**PROBLEM TO WORK ON**
For every line in the records that has the word "title", make a copy.

[Dataset records]
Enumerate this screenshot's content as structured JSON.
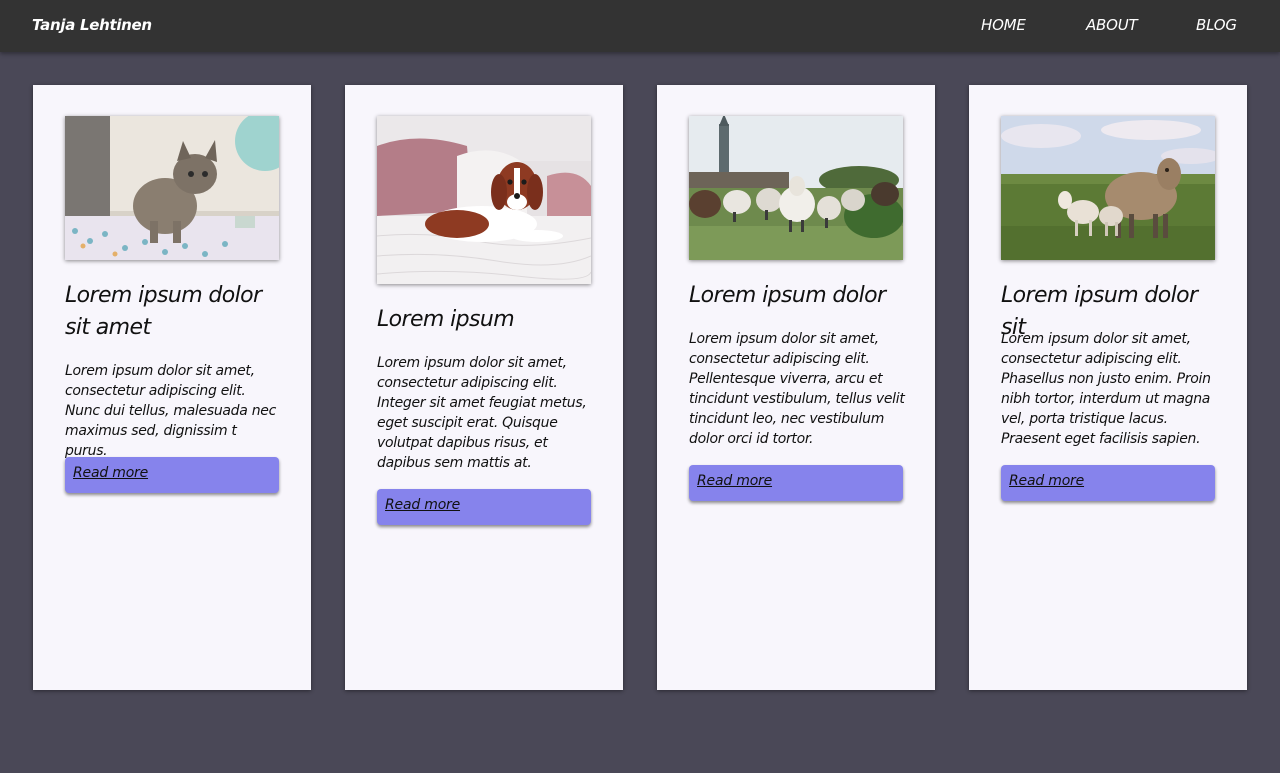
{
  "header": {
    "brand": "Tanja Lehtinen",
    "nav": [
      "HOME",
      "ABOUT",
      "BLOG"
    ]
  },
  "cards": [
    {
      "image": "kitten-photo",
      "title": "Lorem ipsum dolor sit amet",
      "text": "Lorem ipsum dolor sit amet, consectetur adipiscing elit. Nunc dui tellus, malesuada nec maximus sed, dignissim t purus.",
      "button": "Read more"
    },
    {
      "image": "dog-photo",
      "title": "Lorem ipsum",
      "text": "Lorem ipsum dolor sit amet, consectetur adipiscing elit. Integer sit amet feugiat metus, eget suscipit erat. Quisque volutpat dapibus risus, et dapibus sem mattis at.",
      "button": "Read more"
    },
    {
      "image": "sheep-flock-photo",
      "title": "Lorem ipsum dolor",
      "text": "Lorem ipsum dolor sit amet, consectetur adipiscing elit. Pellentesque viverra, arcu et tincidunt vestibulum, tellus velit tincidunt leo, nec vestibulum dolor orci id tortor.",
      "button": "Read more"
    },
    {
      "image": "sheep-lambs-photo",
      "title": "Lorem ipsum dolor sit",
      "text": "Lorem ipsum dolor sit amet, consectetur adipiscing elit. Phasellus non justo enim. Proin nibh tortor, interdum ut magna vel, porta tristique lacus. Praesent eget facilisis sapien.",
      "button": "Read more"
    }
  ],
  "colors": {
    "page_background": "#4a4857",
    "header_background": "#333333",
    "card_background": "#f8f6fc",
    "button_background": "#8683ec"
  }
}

==

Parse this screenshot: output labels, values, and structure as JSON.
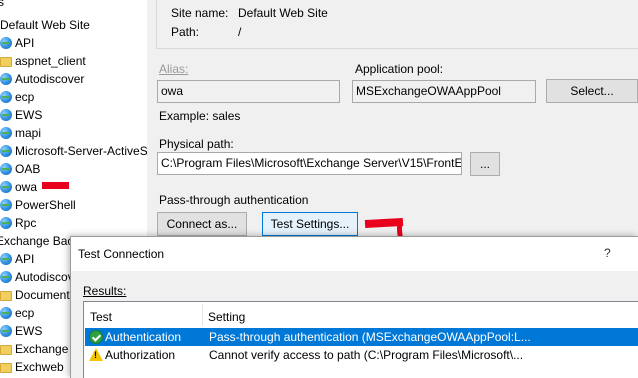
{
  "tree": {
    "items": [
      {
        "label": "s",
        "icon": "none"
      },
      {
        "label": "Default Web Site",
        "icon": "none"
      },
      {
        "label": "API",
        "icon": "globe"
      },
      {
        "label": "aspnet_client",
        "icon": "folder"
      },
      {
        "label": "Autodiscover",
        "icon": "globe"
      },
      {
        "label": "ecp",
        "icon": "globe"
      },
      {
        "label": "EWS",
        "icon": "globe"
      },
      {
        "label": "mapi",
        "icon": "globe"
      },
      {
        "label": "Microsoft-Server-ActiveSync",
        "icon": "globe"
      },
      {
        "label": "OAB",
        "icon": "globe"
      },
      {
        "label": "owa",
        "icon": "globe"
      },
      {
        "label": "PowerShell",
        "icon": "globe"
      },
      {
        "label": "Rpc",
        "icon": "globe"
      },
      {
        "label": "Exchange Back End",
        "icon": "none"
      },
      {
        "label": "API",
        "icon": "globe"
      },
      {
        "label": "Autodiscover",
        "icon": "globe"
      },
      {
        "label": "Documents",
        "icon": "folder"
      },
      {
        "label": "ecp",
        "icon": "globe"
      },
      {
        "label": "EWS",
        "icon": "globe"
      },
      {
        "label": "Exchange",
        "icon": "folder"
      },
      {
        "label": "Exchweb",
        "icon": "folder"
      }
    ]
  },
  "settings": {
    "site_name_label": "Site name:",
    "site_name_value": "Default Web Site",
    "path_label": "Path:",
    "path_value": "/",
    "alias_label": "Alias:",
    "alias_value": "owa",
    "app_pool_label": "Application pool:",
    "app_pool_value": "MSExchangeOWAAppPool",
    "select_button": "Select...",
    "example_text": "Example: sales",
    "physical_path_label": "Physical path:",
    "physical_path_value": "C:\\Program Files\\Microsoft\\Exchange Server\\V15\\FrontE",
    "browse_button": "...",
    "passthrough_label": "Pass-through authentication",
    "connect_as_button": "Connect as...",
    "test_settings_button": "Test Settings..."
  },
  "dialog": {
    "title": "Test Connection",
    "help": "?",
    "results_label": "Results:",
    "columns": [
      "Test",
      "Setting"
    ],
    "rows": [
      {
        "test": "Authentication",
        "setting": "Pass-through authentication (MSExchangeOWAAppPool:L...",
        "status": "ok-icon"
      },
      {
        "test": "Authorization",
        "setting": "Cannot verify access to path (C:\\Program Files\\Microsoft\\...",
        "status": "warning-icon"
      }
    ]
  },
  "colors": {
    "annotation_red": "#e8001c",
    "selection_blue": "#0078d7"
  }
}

**ANSWER IN FULL**
      "title": "Lorem ipsum dolor sit amet",
      "title": "Lorem ipsum",
      "title": "Lorem ipsum dolor",
      "title": "Lorem ipsum dolor sit",
    "title": "Test Connection",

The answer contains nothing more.